En las pantallas gigantes del lugar, se podía ver al Papa, visiblemente divertido, con la caja en cuestión en la mano derecha alzada en actitud de vendedor. La posología, impresa también en una instrucción en cuatro idiomas, recomendaba “usar una vez por día, y en casos urgentes, tantas veces como lo pide el alma”. No olviden de tomarlo, añadió, “porque hace bien al corazón, al alma y a toda la vida”. La idea, se supo, provino de un grupo de seminaristas polacos de visita en el Vaticano. Veinte mil unidades del “producto” fueron distribuidas entre el público asistente.
La primera lectura de este inusual remedio se vincula inmediatamente con el espíritu de apertura, renovación y acercamiento a los fieles, incluso a los de otras religiones y aún a los que no tienen ninguna, que encarna el Pontífice desde su designación. Pero atravesando la superficie de la simpática humorada, vuelve a aflorar su eximia habilidad comunicacional, más necesaria y oportuna que nunca para robustecer y expandir el “mensaje” de la fe a todos los rincones del planeta.
Y si me permiten, creo que hay lugar para otra vuelta de tuerca a este don espiritual, y llamar también la atención sobre la presencia de un recurso, el marketing, que puede sonar mal en los oídos de muchos que lo consideran, con razón, demasiado mundano e interesado, por su estrecho vínculo con el comercio y la promoción de productos y servicios. Sobre todo desde que el mal llamado “marketing político” malversó el verdadero significado de la herramienta, convirtiendo al proselitismo electoral en una forma lamentable del espectáculo televisivo.
Sin embargo, ni el marketing ni uno de sus principales afluentes, la publicidad, son malos o buenos por sí mismos; son herramientas, cuyos valores traslucen la conducta y la intención de quienes las emplean. Con el marketing se puede promover, de manera eficaz, la solidaridad y la difusión de las buenas causas, o por el contrario disimular la deshonestidad comercial, y más grave aún, favorecer la expansión de malos hábitos que destruyen bases de la familia y la sociedad en que se vive.
====
# TAREAS
A – Según el fragmento seleccionado, ¿cuántas unidades del "producto" se distribuyeron entre el público asistente?
B – Repite al pie de la letra el pasaje del fragmento seleccionado que comienza con "En las pantallas" y continúa hasta "el público asistente.".

# DATOS REGISTRADOS
====
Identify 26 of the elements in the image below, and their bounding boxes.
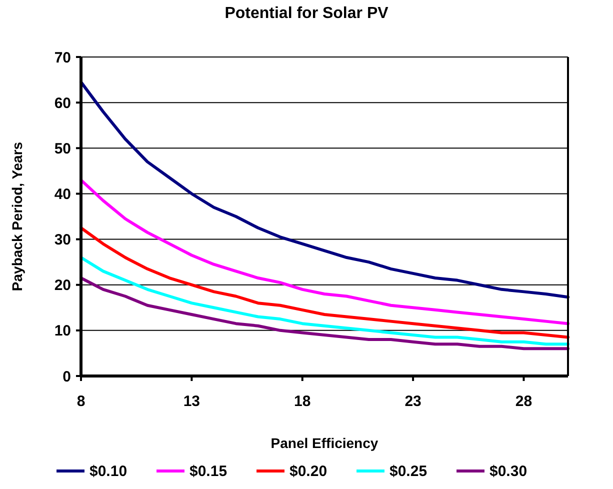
====
# RESPUESTAS
A – Veinte mil unidades.

B –
En las pantallas gigantes del lugar, se podía ver al Papa, visiblemente divertido, con la caja en cuestión en la mano derecha alzada en actitud de vendedor. La posología, impresa también en una instrucción en cuatro idiomas, recomendaba “usar una vez por día, y en casos urgentes, tantas veces como lo pide el alma”. No olviden de tomarlo, añadió, “porque hace bien al corazón, al alma y a toda la vida”. La idea, se supo, provino de un grupo de seminaristas polacos de visita en el Vaticano. Veinte mil unidades del “producto” fueron distribuidas entre el público asistente.